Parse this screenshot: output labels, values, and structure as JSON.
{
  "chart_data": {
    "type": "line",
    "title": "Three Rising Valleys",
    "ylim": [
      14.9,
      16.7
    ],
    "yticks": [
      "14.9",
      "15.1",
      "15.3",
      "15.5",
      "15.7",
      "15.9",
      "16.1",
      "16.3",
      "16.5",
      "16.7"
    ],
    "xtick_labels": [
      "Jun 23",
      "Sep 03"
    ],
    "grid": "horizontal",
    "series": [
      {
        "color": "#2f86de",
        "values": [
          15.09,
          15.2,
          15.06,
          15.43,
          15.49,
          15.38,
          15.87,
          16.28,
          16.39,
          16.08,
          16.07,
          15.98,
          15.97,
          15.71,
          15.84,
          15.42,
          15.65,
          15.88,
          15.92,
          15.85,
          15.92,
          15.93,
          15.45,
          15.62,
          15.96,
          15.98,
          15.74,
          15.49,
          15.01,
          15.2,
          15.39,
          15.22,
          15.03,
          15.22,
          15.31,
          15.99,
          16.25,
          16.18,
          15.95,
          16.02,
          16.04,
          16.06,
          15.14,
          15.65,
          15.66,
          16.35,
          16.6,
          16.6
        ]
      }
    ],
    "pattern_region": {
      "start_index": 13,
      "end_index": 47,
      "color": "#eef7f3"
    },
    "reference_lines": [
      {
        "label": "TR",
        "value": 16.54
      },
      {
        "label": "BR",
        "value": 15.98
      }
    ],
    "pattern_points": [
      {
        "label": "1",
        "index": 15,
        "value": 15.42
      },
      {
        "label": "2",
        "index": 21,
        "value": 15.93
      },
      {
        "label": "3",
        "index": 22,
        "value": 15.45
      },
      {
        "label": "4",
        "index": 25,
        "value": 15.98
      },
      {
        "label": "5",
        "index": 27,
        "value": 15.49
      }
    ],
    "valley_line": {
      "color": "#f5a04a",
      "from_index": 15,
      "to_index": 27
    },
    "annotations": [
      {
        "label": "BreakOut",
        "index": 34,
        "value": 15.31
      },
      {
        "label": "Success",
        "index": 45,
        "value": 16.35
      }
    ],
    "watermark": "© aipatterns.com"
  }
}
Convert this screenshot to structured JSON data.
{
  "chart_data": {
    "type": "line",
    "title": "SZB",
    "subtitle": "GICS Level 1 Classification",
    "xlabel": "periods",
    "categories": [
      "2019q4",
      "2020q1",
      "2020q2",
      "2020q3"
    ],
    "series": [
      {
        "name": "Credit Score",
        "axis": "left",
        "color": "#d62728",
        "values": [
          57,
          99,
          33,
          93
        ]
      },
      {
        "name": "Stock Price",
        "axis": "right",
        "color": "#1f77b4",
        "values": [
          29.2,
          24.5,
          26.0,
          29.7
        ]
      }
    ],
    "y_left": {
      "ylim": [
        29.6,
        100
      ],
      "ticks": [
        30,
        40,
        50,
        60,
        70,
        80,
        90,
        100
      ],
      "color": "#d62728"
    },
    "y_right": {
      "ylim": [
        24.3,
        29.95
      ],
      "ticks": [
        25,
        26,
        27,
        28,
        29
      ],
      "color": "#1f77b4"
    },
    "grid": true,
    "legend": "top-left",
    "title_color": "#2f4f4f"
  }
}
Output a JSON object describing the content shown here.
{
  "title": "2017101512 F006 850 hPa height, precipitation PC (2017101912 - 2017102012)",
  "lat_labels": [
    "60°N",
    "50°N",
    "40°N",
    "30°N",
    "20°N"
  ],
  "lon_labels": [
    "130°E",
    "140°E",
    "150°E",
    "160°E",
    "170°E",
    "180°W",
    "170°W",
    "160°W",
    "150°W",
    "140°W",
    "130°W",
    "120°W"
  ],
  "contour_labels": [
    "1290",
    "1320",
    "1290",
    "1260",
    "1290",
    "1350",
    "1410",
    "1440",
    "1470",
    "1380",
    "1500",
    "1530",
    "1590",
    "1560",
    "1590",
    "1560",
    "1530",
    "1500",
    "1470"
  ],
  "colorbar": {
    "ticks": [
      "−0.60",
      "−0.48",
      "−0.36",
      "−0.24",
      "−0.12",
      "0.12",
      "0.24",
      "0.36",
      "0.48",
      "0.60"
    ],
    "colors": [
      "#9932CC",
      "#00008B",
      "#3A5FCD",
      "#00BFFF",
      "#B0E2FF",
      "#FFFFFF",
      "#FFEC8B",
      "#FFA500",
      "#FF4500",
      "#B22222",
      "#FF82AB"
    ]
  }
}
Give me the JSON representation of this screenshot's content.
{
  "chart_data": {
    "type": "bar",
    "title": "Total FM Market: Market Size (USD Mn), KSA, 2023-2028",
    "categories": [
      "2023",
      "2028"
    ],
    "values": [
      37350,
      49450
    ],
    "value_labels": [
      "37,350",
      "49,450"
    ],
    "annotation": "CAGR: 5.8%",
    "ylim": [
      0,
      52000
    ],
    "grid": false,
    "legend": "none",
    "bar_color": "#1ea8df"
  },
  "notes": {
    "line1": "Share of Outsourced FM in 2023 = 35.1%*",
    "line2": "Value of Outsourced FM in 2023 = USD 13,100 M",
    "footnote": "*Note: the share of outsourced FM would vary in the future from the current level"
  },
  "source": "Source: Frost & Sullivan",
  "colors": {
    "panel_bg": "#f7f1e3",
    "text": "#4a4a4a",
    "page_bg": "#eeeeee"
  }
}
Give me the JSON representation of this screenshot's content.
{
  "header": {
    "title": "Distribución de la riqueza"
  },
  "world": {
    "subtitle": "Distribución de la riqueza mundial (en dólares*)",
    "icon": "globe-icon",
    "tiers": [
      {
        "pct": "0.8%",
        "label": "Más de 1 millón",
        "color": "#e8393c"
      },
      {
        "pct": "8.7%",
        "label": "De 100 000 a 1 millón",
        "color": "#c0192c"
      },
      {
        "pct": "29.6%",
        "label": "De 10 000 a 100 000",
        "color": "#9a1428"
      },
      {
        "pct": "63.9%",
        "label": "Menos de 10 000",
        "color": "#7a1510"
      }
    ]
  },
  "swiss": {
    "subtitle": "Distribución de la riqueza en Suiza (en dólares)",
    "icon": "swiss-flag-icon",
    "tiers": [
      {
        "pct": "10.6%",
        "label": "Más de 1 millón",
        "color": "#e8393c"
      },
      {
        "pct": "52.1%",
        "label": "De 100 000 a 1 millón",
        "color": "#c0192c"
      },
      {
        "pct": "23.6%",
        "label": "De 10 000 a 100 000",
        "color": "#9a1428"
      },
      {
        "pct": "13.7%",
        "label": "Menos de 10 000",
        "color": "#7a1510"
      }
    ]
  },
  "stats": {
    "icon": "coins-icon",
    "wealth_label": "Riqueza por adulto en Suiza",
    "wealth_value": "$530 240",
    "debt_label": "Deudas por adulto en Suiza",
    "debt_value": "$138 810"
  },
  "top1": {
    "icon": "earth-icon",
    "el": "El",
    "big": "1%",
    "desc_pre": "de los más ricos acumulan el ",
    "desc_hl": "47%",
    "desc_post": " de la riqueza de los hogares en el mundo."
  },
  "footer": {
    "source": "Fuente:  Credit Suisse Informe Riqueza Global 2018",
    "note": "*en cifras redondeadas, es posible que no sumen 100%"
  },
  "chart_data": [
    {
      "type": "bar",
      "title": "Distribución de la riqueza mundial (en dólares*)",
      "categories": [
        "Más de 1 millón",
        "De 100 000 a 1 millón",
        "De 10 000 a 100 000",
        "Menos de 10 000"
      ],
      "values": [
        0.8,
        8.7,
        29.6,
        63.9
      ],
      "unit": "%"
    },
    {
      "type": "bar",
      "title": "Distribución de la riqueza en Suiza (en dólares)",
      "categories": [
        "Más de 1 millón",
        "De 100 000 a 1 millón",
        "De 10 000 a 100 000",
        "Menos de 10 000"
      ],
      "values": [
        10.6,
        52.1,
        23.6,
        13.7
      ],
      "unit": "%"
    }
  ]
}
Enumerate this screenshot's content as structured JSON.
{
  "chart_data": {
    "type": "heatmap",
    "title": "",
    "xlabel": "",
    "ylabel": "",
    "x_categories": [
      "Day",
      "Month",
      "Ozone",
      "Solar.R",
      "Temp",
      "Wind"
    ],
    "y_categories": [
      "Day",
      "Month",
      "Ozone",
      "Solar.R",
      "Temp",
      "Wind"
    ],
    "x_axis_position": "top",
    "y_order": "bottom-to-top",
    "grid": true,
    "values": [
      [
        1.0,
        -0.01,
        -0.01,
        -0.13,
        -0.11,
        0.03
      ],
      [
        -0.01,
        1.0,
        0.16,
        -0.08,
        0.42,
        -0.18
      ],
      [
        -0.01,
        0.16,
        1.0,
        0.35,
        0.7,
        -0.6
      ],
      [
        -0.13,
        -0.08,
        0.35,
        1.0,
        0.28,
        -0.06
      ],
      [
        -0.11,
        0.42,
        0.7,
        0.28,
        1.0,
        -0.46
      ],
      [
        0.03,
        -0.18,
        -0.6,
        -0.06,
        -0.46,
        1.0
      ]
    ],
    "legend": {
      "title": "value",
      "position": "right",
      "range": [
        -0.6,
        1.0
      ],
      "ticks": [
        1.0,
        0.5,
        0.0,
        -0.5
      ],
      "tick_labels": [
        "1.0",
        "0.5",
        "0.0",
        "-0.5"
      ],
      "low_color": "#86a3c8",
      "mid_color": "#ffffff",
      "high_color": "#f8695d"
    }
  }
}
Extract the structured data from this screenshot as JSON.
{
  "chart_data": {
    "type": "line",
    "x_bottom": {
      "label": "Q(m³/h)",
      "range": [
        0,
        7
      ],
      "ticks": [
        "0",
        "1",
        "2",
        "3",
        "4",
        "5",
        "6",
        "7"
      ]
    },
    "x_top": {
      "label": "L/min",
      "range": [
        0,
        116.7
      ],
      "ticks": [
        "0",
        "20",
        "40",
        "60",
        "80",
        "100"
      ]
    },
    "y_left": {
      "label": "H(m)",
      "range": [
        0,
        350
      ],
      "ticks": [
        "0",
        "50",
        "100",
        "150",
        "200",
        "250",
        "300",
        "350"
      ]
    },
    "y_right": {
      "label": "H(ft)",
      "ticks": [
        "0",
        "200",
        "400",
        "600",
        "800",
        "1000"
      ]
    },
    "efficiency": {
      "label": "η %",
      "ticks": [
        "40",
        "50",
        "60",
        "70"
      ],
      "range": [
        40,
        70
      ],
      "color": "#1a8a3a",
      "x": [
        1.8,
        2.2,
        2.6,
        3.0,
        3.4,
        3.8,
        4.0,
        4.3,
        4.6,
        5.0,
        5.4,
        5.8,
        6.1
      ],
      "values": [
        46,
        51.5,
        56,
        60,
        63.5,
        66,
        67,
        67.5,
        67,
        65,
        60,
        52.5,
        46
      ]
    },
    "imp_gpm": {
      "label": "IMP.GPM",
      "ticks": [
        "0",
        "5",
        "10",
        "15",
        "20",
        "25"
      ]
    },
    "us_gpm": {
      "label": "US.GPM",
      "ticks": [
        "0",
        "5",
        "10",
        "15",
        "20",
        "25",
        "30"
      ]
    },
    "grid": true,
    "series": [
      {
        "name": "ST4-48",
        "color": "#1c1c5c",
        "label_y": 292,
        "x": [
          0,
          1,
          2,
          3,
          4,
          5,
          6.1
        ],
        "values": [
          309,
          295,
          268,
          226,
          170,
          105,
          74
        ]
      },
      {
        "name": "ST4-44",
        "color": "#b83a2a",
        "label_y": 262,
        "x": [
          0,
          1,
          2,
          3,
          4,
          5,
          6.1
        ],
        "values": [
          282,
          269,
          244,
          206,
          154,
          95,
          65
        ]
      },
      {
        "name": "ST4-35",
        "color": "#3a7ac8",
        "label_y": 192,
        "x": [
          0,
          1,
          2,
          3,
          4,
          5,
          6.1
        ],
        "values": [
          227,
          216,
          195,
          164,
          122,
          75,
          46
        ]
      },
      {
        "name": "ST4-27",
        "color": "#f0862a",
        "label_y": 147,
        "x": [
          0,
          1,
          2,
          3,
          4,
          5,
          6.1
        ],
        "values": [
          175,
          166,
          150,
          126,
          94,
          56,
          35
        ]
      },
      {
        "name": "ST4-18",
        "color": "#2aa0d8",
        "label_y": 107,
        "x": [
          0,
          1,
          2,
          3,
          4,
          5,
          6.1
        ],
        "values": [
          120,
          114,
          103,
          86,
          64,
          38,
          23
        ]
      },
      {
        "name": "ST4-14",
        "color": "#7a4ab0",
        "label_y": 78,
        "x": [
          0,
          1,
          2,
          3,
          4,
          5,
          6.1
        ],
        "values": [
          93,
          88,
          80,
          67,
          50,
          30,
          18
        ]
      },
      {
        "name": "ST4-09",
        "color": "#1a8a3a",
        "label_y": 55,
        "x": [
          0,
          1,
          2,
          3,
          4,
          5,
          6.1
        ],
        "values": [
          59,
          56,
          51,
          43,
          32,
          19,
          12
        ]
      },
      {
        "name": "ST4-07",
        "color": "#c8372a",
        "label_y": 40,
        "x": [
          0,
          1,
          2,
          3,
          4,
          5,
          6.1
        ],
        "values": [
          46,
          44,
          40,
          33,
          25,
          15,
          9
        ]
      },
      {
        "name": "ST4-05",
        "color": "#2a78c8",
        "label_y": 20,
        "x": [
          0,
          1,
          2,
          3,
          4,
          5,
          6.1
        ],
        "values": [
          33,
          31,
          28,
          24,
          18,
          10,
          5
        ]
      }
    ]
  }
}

###

» AIM OF THE EXERCISE: Extract, from the listing above, every line where the string "subtitle" occurs.

» WRITTEN RESPONSE:
    "subtitle": "GICS Level 1 Classification",
    "subtitle": "Distribución de la riqueza mundial (en dólares*)",
    "subtitle": "Distribución de la riqueza en Suiza (en dólares)",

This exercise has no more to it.